Work required: How many of the lines below contain "your"? Answer with that number alone.

┌─ The data

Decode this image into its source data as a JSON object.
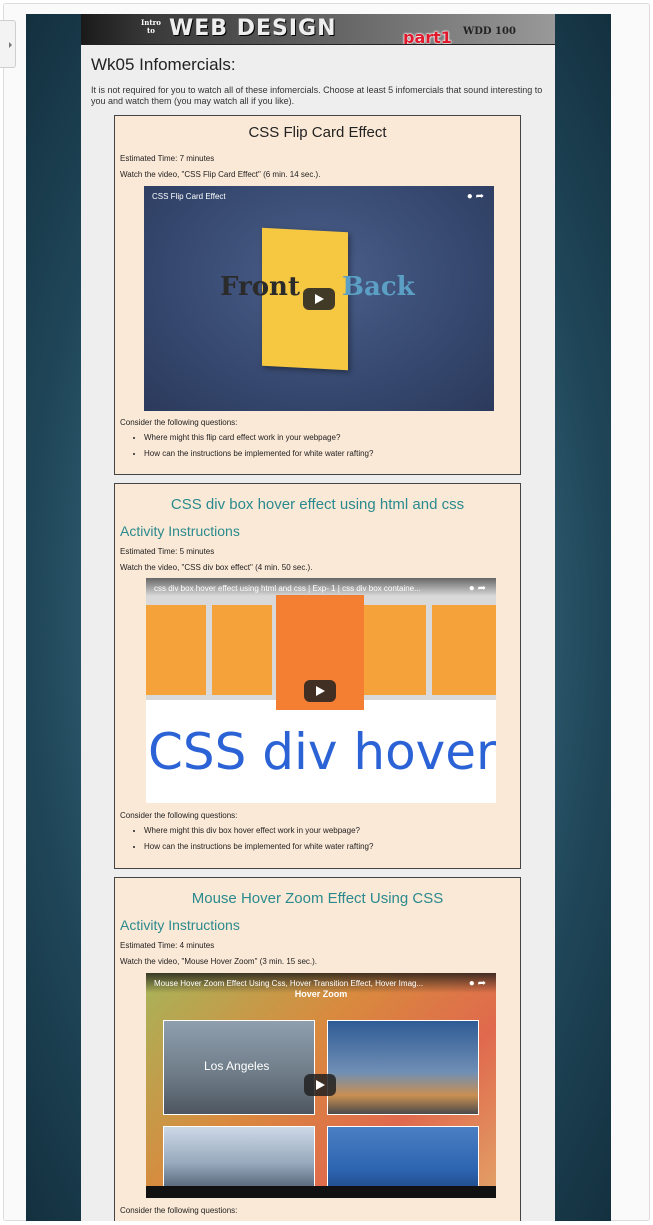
{
  "banner": {
    "intro": "Intro\nto",
    "title": "WEB DESIGN",
    "code": "WDD 100"
  },
  "part_mark": "part1",
  "page_title": "Wk05  Infomercials:",
  "intro_text": "It is not required for you to watch all of these infomercials.  Choose at least 5 infomercials that sound interesting to you and watch them (you may watch all if you like).",
  "cards": [
    {
      "title": "CSS Flip Card Effect",
      "heading": "",
      "time": "Estimated Time:  7 minutes",
      "watch": "Watch the video, \"CSS Flip Card Effect\" (6 min. 14 sec.).",
      "video_title": "CSS Flip Card Effect",
      "video_text_left": "Front",
      "video_text_right": "Back",
      "questions_label": "Consider the following questions:",
      "questions": [
        "Where might this flip card effect work in your webpage?",
        "How can the instructions be implemented for white water rafting?"
      ]
    },
    {
      "title": "CSS div box hover effect using html and css",
      "heading": "Activity Instructions",
      "time": "Estimated Time: 5 minutes",
      "watch": "Watch the video, \"CSS div box effect\" (4 min. 50 sec.).",
      "video_title": "css div box hover effect using html and css | Exp- 1 | css div box containe...",
      "video_text": "CSS div hover",
      "questions_label": "Consider the following questions:",
      "questions": [
        "Where might this div box hover effect work in your webpage?",
        "How can the instructions be implemented for white water rafting?"
      ]
    },
    {
      "title": "Mouse Hover Zoom Effect Using CSS",
      "heading": "Activity Instructions",
      "time": "Estimated Time: 4 minutes",
      "watch": "Watch the video, \"Mouse Hover Zoom\" (3 min. 15 sec.).",
      "video_title": "Mouse Hover Zoom Effect Using Css, Hover Transition Effect, Hover Imag...",
      "video_subtitle": "Hover Zoom",
      "video_city": "Los Angeles",
      "questions_label": "Consider the following questions:"
    }
  ],
  "colors": {
    "card_bg": "#fbe9d7",
    "accent_teal": "#2a8a8e",
    "part_red": "#e0192c"
  }
}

└─

Finished answer: 2